Work to be completed
Only the pictures stay out; every record is to be quoted exactly.
— begin —
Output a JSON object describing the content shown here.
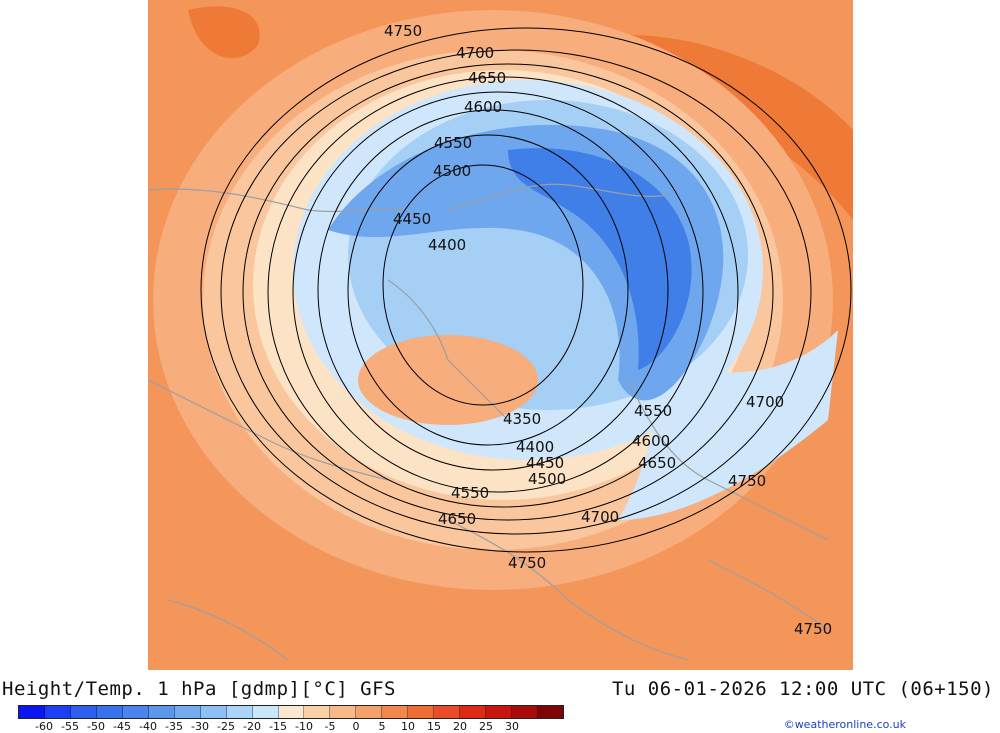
{
  "map": {
    "contour_labels": [
      "4750",
      "4700",
      "4650",
      "4600",
      "4550",
      "4500",
      "4450",
      "4400",
      "4350",
      "4550",
      "4600",
      "4650",
      "4700",
      "4750",
      "4400",
      "4450",
      "4500",
      "4550",
      "4650",
      "4700",
      "4750",
      "4750"
    ],
    "field_colors": {
      "warm_far": "#f4955a",
      "warm_mid": "#f7ad7c",
      "warm_light": "#fac69d",
      "near_zero": "#fde3c5",
      "cold_light": "#cfe6fb",
      "cold_mid": "#a6cff6",
      "cold": "#6fa7ee",
      "cold_deep": "#3f7fe7",
      "hot_patch": "#ef7a38"
    },
    "land_outline_color": "#9aa0a6",
    "contour_color": "#000000"
  },
  "footer": {
    "title": "Height/Temp. 1 hPa [gdmp][°C] GFS",
    "valid_time": "Tu 06-01-2026 12:00 UTC (06+150)",
    "credit": "©weatheronline.co.uk"
  },
  "colorbar": {
    "labels": [
      "-60",
      "-55",
      "-50",
      "-45",
      "-40",
      "-35",
      "-30",
      "-25",
      "-20",
      "-15",
      "-10",
      "-5",
      "0",
      "5",
      "10",
      "15",
      "20",
      "25",
      "30"
    ],
    "colors": [
      "#0b16f0",
      "#1f3ff2",
      "#2c5ff0",
      "#3a72ee",
      "#4a84ec",
      "#5d97ec",
      "#74abef",
      "#8fc0f3",
      "#abd4f7",
      "#c9e6fb",
      "#fbe8d0",
      "#f9d1a9",
      "#f7b98a",
      "#f5a16b",
      "#f3884d",
      "#ef6c35",
      "#e94d27",
      "#dd2a17",
      "#c8150e",
      "#a70c0a",
      "#7d0505"
    ]
  }
}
— end —
Written solution
Output a JSON object describing the content shown here.
{
  "map": {
    "contour_labels": [
      "4750",
      "4700",
      "4650",
      "4600",
      "4550",
      "4500",
      "4450",
      "4400",
      "4350",
      "4550",
      "4600",
      "4650",
      "4700",
      "4750",
      "4400",
      "4450",
      "4500",
      "4550",
      "4650",
      "4700",
      "4750",
      "4750"
    ],
    "field_colors": {
      "warm_far": "#f4955a",
      "warm_mid": "#f7ad7c",
      "warm_light": "#fac69d",
      "near_zero": "#fde3c5",
      "cold_light": "#cfe6fb",
      "cold_mid": "#a6cff6",
      "cold": "#6fa7ee",
      "cold_deep": "#3f7fe7",
      "hot_patch": "#ef7a38"
    },
    "land_outline_color": "#9aa0a6",
    "contour_color": "#000000"
  },
  "footer": {
    "title": "Height/Temp. 1 hPa [gdmp][°C] GFS",
    "valid_time": "Tu 06-01-2026 12:00 UTC (06+150)",
    "credit": "©weatheronline.co.uk"
  },
  "colorbar": {
    "labels": [
      "-60",
      "-55",
      "-50",
      "-45",
      "-40",
      "-35",
      "-30",
      "-25",
      "-20",
      "-15",
      "-10",
      "-5",
      "0",
      "5",
      "10",
      "15",
      "20",
      "25",
      "30"
    ],
    "colors": [
      "#0b16f0",
      "#1f3ff2",
      "#2c5ff0",
      "#3a72ee",
      "#4a84ec",
      "#5d97ec",
      "#74abef",
      "#8fc0f3",
      "#abd4f7",
      "#c9e6fb",
      "#fbe8d0",
      "#f9d1a9",
      "#f7b98a",
      "#f5a16b",
      "#f3884d",
      "#ef6c35",
      "#e94d27",
      "#dd2a17",
      "#c8150e",
      "#a70c0a",
      "#7d0505"
    ]
  }
}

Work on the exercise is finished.